== Rows ==

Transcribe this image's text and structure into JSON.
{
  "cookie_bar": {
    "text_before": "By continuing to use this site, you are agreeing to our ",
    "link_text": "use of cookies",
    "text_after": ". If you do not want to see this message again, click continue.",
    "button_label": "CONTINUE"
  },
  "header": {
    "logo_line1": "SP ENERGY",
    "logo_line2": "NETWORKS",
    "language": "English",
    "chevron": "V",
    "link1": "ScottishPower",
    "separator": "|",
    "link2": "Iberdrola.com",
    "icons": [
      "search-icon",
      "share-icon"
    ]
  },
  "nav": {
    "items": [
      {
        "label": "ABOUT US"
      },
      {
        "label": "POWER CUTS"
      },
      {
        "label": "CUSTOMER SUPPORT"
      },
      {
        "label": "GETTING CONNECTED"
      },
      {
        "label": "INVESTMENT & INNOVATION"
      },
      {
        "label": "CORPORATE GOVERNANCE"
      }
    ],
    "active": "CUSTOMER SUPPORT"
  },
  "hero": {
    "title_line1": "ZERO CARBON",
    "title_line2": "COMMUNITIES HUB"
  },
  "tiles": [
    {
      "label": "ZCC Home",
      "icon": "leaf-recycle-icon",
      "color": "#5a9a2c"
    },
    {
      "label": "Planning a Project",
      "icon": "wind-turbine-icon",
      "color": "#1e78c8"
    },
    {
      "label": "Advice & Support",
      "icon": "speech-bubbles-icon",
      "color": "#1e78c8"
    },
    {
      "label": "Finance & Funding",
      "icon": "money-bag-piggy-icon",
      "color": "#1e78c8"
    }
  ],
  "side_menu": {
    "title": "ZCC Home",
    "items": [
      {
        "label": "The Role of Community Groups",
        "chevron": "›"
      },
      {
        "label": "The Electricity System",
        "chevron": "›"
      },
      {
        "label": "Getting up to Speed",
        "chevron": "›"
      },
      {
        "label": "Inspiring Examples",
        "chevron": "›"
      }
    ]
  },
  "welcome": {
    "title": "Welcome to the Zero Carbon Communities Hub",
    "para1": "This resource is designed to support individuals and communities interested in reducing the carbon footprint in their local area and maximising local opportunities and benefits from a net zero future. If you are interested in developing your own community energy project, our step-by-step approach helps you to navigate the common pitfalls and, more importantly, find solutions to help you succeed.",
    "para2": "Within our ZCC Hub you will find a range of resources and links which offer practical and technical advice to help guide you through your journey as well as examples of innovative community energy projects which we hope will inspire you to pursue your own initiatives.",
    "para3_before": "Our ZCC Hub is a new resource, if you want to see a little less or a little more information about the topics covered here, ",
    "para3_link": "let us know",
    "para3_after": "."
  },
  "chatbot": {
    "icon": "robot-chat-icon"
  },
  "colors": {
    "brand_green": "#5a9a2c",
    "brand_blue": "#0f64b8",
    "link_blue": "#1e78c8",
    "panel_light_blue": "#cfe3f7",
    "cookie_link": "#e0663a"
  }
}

== Task instructions ==
Transcribe the entire listing above precisely.

== Complete response ==
Transcribe this image's text and structure into JSON.
{
  "cookie_bar": {
    "text_before": "By continuing to use this site, you are agreeing to our ",
    "link_text": "use of cookies",
    "text_after": ". If you do not want to see this message again, click continue.",
    "button_label": "CONTINUE"
  },
  "header": {
    "logo_line1": "SP ENERGY",
    "logo_line2": "NETWORKS",
    "language": "English",
    "chevron": "V",
    "link1": "ScottishPower",
    "separator": "|",
    "link2": "Iberdrola.com",
    "icons": [
      "search-icon",
      "share-icon"
    ]
  },
  "nav": {
    "items": [
      {
        "label": "ABOUT US"
      },
      {
        "label": "POWER CUTS"
      },
      {
        "label": "CUSTOMER SUPPORT"
      },
      {
        "label": "GETTING CONNECTED"
      },
      {
        "label": "INVESTMENT & INNOVATION"
      },
      {
        "label": "CORPORATE GOVERNANCE"
      }
    ],
    "active": "CUSTOMER SUPPORT"
  },
  "hero": {
    "title_line1": "ZERO CARBON",
    "title_line2": "COMMUNITIES HUB"
  },
  "tiles": [
    {
      "label": "ZCC Home",
      "icon": "leaf-recycle-icon",
      "color": "#5a9a2c"
    },
    {
      "label": "Planning a Project",
      "icon": "wind-turbine-icon",
      "color": "#1e78c8"
    },
    {
      "label": "Advice & Support",
      "icon": "speech-bubbles-icon",
      "color": "#1e78c8"
    },
    {
      "label": "Finance & Funding",
      "icon": "money-bag-piggy-icon",
      "color": "#1e78c8"
    }
  ],
  "side_menu": {
    "title": "ZCC Home",
    "items": [
      {
        "label": "The Role of Community Groups",
        "chevron": "›"
      },
      {
        "label": "The Electricity System",
        "chevron": "›"
      },
      {
        "label": "Getting up to Speed",
        "chevron": "›"
      },
      {
        "label": "Inspiring Examples",
        "chevron": "›"
      }
    ]
  },
  "welcome": {
    "title": "Welcome to the Zero Carbon Communities Hub",
    "para1": "This resource is designed to support individuals and communities interested in reducing the carbon footprint in their local area and maximising local opportunities and benefits from a net zero future. If you are interested in developing your own community energy project, our step-by-step approach helps you to navigate the common pitfalls and, more importantly, find solutions to help you succeed.",
    "para2": "Within our ZCC Hub you will find a range of resources and links which offer practical and technical advice to help guide you through your journey as well as examples of innovative community energy projects which we hope will inspire you to pursue your own initiatives.",
    "para3_before": "Our ZCC Hub is a new resource, if you want to see a little less or a little more information about the topics covered here, ",
    "para3_link": "let us know",
    "para3_after": "."
  },
  "chatbot": {
    "icon": "robot-chat-icon"
  },
  "colors": {
    "brand_green": "#5a9a2c",
    "brand_blue": "#0f64b8",
    "link_blue": "#1e78c8",
    "panel_light_blue": "#cfe3f7",
    "cookie_link": "#e0663a"
  }
}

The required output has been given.